| Given task |
Give the count of lines holding the string "date" and nothing else.

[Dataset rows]
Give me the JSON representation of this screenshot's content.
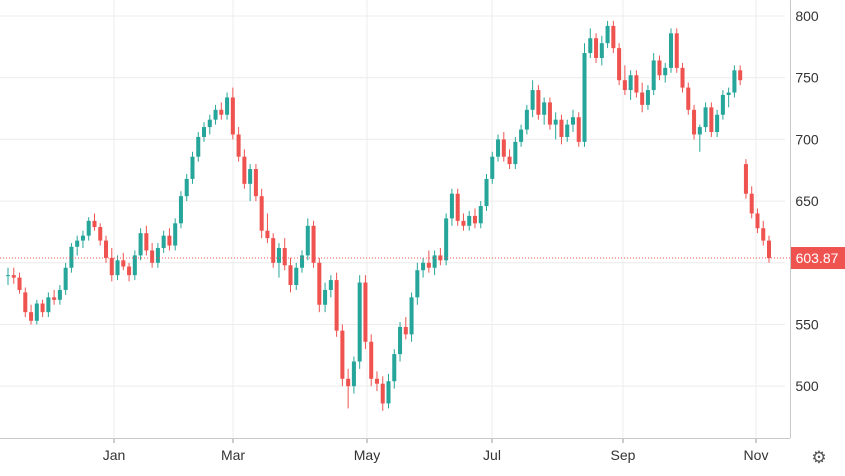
{
  "chart_data": {
    "type": "candlestick",
    "y_axis": {
      "position": "right",
      "range": [
        458,
        813
      ],
      "ticks": [
        500,
        550,
        600,
        650,
        700,
        750,
        800
      ],
      "tick_labels": [
        "500",
        "550",
        "",
        "650",
        "700",
        "750",
        "800"
      ]
    },
    "x_axis": {
      "ticks": [
        {
          "date": "Jan",
          "label": "Jan"
        },
        {
          "date": "Mar",
          "label": "Mar"
        },
        {
          "date": "May",
          "label": "May"
        },
        {
          "date": "Jul",
          "label": "Jul"
        },
        {
          "date": "Sep",
          "label": "Sep"
        },
        {
          "date": "Nov",
          "label": "Nov"
        }
      ]
    },
    "last_price": {
      "value": 603.87,
      "label": "603.87",
      "color": "#ef5350"
    },
    "colors": {
      "up": "#26a69a",
      "down": "#ef5350",
      "grid": "#ececec",
      "axis_text": "#333333"
    },
    "grid": true,
    "series": [
      {
        "o": 590,
        "h": 596,
        "l": 582,
        "c": 590
      },
      {
        "o": 590,
        "h": 596,
        "l": 583,
        "c": 588
      },
      {
        "o": 588,
        "h": 592,
        "l": 575,
        "c": 578
      },
      {
        "o": 576,
        "h": 580,
        "l": 556,
        "c": 560
      },
      {
        "o": 560,
        "h": 566,
        "l": 550,
        "c": 553
      },
      {
        "o": 553,
        "h": 570,
        "l": 550,
        "c": 567
      },
      {
        "o": 567,
        "h": 570,
        "l": 556,
        "c": 560
      },
      {
        "o": 560,
        "h": 576,
        "l": 556,
        "c": 572
      },
      {
        "o": 572,
        "h": 578,
        "l": 566,
        "c": 570
      },
      {
        "o": 570,
        "h": 582,
        "l": 566,
        "c": 578
      },
      {
        "o": 578,
        "h": 600,
        "l": 574,
        "c": 596
      },
      {
        "o": 596,
        "h": 616,
        "l": 592,
        "c": 613
      },
      {
        "o": 613,
        "h": 622,
        "l": 606,
        "c": 618
      },
      {
        "o": 618,
        "h": 626,
        "l": 612,
        "c": 622
      },
      {
        "o": 622,
        "h": 637,
        "l": 618,
        "c": 634
      },
      {
        "o": 634,
        "h": 640,
        "l": 626,
        "c": 629
      },
      {
        "o": 629,
        "h": 632,
        "l": 614,
        "c": 618
      },
      {
        "o": 618,
        "h": 622,
        "l": 600,
        "c": 604
      },
      {
        "o": 604,
        "h": 612,
        "l": 585,
        "c": 590
      },
      {
        "o": 590,
        "h": 606,
        "l": 586,
        "c": 602
      },
      {
        "o": 602,
        "h": 608,
        "l": 594,
        "c": 597
      },
      {
        "o": 597,
        "h": 600,
        "l": 585,
        "c": 590
      },
      {
        "o": 590,
        "h": 610,
        "l": 586,
        "c": 606
      },
      {
        "o": 606,
        "h": 628,
        "l": 602,
        "c": 624
      },
      {
        "o": 624,
        "h": 630,
        "l": 606,
        "c": 610
      },
      {
        "o": 610,
        "h": 616,
        "l": 596,
        "c": 600
      },
      {
        "o": 600,
        "h": 616,
        "l": 596,
        "c": 612
      },
      {
        "o": 612,
        "h": 626,
        "l": 608,
        "c": 622
      },
      {
        "o": 622,
        "h": 628,
        "l": 610,
        "c": 614
      },
      {
        "o": 614,
        "h": 636,
        "l": 610,
        "c": 632
      },
      {
        "o": 632,
        "h": 658,
        "l": 628,
        "c": 654
      },
      {
        "o": 654,
        "h": 672,
        "l": 650,
        "c": 668
      },
      {
        "o": 668,
        "h": 690,
        "l": 664,
        "c": 686
      },
      {
        "o": 686,
        "h": 706,
        "l": 682,
        "c": 702
      },
      {
        "o": 702,
        "h": 714,
        "l": 698,
        "c": 710
      },
      {
        "o": 710,
        "h": 720,
        "l": 704,
        "c": 716
      },
      {
        "o": 716,
        "h": 728,
        "l": 712,
        "c": 724
      },
      {
        "o": 724,
        "h": 730,
        "l": 716,
        "c": 720
      },
      {
        "o": 720,
        "h": 738,
        "l": 716,
        "c": 734
      },
      {
        "o": 734,
        "h": 742,
        "l": 700,
        "c": 704
      },
      {
        "o": 704,
        "h": 710,
        "l": 682,
        "c": 686
      },
      {
        "o": 686,
        "h": 692,
        "l": 660,
        "c": 664
      },
      {
        "o": 664,
        "h": 680,
        "l": 650,
        "c": 676
      },
      {
        "o": 676,
        "h": 680,
        "l": 650,
        "c": 654
      },
      {
        "o": 654,
        "h": 660,
        "l": 620,
        "c": 626
      },
      {
        "o": 626,
        "h": 640,
        "l": 616,
        "c": 620
      },
      {
        "o": 620,
        "h": 624,
        "l": 596,
        "c": 600
      },
      {
        "o": 600,
        "h": 616,
        "l": 588,
        "c": 612
      },
      {
        "o": 612,
        "h": 620,
        "l": 594,
        "c": 598
      },
      {
        "o": 598,
        "h": 604,
        "l": 576,
        "c": 582
      },
      {
        "o": 582,
        "h": 600,
        "l": 578,
        "c": 596
      },
      {
        "o": 596,
        "h": 610,
        "l": 592,
        "c": 606
      },
      {
        "o": 606,
        "h": 636,
        "l": 602,
        "c": 630
      },
      {
        "o": 630,
        "h": 634,
        "l": 596,
        "c": 600
      },
      {
        "o": 600,
        "h": 604,
        "l": 560,
        "c": 566
      },
      {
        "o": 566,
        "h": 584,
        "l": 560,
        "c": 578
      },
      {
        "o": 578,
        "h": 590,
        "l": 572,
        "c": 586
      },
      {
        "o": 586,
        "h": 592,
        "l": 540,
        "c": 545
      },
      {
        "o": 545,
        "h": 550,
        "l": 500,
        "c": 506
      },
      {
        "o": 506,
        "h": 514,
        "l": 482,
        "c": 500
      },
      {
        "o": 500,
        "h": 524,
        "l": 494,
        "c": 520
      },
      {
        "o": 520,
        "h": 590,
        "l": 514,
        "c": 584
      },
      {
        "o": 584,
        "h": 590,
        "l": 530,
        "c": 536
      },
      {
        "o": 536,
        "h": 542,
        "l": 500,
        "c": 506
      },
      {
        "o": 506,
        "h": 512,
        "l": 496,
        "c": 502
      },
      {
        "o": 502,
        "h": 508,
        "l": 480,
        "c": 486
      },
      {
        "o": 486,
        "h": 510,
        "l": 482,
        "c": 504
      },
      {
        "o": 504,
        "h": 530,
        "l": 498,
        "c": 526
      },
      {
        "o": 526,
        "h": 552,
        "l": 520,
        "c": 548
      },
      {
        "o": 548,
        "h": 556,
        "l": 538,
        "c": 542
      },
      {
        "o": 542,
        "h": 576,
        "l": 536,
        "c": 572
      },
      {
        "o": 572,
        "h": 600,
        "l": 566,
        "c": 594
      },
      {
        "o": 594,
        "h": 604,
        "l": 588,
        "c": 600
      },
      {
        "o": 600,
        "h": 610,
        "l": 592,
        "c": 596
      },
      {
        "o": 596,
        "h": 610,
        "l": 590,
        "c": 606
      },
      {
        "o": 606,
        "h": 612,
        "l": 598,
        "c": 602
      },
      {
        "o": 602,
        "h": 640,
        "l": 598,
        "c": 636
      },
      {
        "o": 636,
        "h": 660,
        "l": 630,
        "c": 656
      },
      {
        "o": 656,
        "h": 660,
        "l": 630,
        "c": 634
      },
      {
        "o": 634,
        "h": 640,
        "l": 626,
        "c": 630
      },
      {
        "o": 630,
        "h": 642,
        "l": 626,
        "c": 638
      },
      {
        "o": 638,
        "h": 644,
        "l": 628,
        "c": 632
      },
      {
        "o": 632,
        "h": 650,
        "l": 628,
        "c": 646
      },
      {
        "o": 646,
        "h": 672,
        "l": 642,
        "c": 668
      },
      {
        "o": 668,
        "h": 690,
        "l": 664,
        "c": 686
      },
      {
        "o": 686,
        "h": 704,
        "l": 682,
        "c": 700
      },
      {
        "o": 700,
        "h": 706,
        "l": 682,
        "c": 686
      },
      {
        "o": 686,
        "h": 692,
        "l": 676,
        "c": 680
      },
      {
        "o": 680,
        "h": 702,
        "l": 676,
        "c": 698
      },
      {
        "o": 698,
        "h": 712,
        "l": 694,
        "c": 708
      },
      {
        "o": 708,
        "h": 728,
        "l": 704,
        "c": 724
      },
      {
        "o": 724,
        "h": 748,
        "l": 718,
        "c": 740
      },
      {
        "o": 740,
        "h": 744,
        "l": 716,
        "c": 720
      },
      {
        "o": 720,
        "h": 734,
        "l": 712,
        "c": 730
      },
      {
        "o": 730,
        "h": 734,
        "l": 708,
        "c": 712
      },
      {
        "o": 712,
        "h": 722,
        "l": 700,
        "c": 716
      },
      {
        "o": 716,
        "h": 720,
        "l": 696,
        "c": 702
      },
      {
        "o": 702,
        "h": 716,
        "l": 698,
        "c": 712
      },
      {
        "o": 712,
        "h": 724,
        "l": 706,
        "c": 718
      },
      {
        "o": 718,
        "h": 722,
        "l": 694,
        "c": 698
      },
      {
        "o": 698,
        "h": 778,
        "l": 694,
        "c": 770
      },
      {
        "o": 770,
        "h": 790,
        "l": 766,
        "c": 782
      },
      {
        "o": 782,
        "h": 786,
        "l": 762,
        "c": 766
      },
      {
        "o": 766,
        "h": 784,
        "l": 760,
        "c": 778
      },
      {
        "o": 778,
        "h": 796,
        "l": 774,
        "c": 792
      },
      {
        "o": 792,
        "h": 796,
        "l": 770,
        "c": 774
      },
      {
        "o": 774,
        "h": 778,
        "l": 744,
        "c": 748
      },
      {
        "o": 748,
        "h": 760,
        "l": 736,
        "c": 740
      },
      {
        "o": 740,
        "h": 756,
        "l": 732,
        "c": 752
      },
      {
        "o": 752,
        "h": 756,
        "l": 734,
        "c": 738
      },
      {
        "o": 738,
        "h": 746,
        "l": 722,
        "c": 728
      },
      {
        "o": 728,
        "h": 744,
        "l": 724,
        "c": 740
      },
      {
        "o": 740,
        "h": 770,
        "l": 736,
        "c": 764
      },
      {
        "o": 764,
        "h": 768,
        "l": 748,
        "c": 752
      },
      {
        "o": 752,
        "h": 762,
        "l": 746,
        "c": 758
      },
      {
        "o": 758,
        "h": 790,
        "l": 754,
        "c": 786
      },
      {
        "o": 786,
        "h": 790,
        "l": 754,
        "c": 758
      },
      {
        "o": 758,
        "h": 762,
        "l": 738,
        "c": 742
      },
      {
        "o": 742,
        "h": 746,
        "l": 720,
        "c": 724
      },
      {
        "o": 724,
        "h": 728,
        "l": 700,
        "c": 704
      },
      {
        "o": 704,
        "h": 712,
        "l": 690,
        "c": 710
      },
      {
        "o": 710,
        "h": 730,
        "l": 706,
        "c": 726
      },
      {
        "o": 726,
        "h": 730,
        "l": 702,
        "c": 706
      },
      {
        "o": 706,
        "h": 724,
        "l": 702,
        "c": 720
      },
      {
        "o": 720,
        "h": 740,
        "l": 716,
        "c": 736
      },
      {
        "o": 736,
        "h": 742,
        "l": 726,
        "c": 738
      },
      {
        "o": 738,
        "h": 760,
        "l": 734,
        "c": 756
      },
      {
        "o": 756,
        "h": 760,
        "l": 744,
        "c": 748
      },
      {
        "o": 680,
        "h": 684,
        "l": 652,
        "c": 656
      },
      {
        "o": 656,
        "h": 662,
        "l": 636,
        "c": 640
      },
      {
        "o": 640,
        "h": 644,
        "l": 624,
        "c": 628
      },
      {
        "o": 628,
        "h": 634,
        "l": 614,
        "c": 618
      },
      {
        "o": 618,
        "h": 622,
        "l": 600,
        "c": 603.87
      }
    ]
  }
}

| Task answer |
6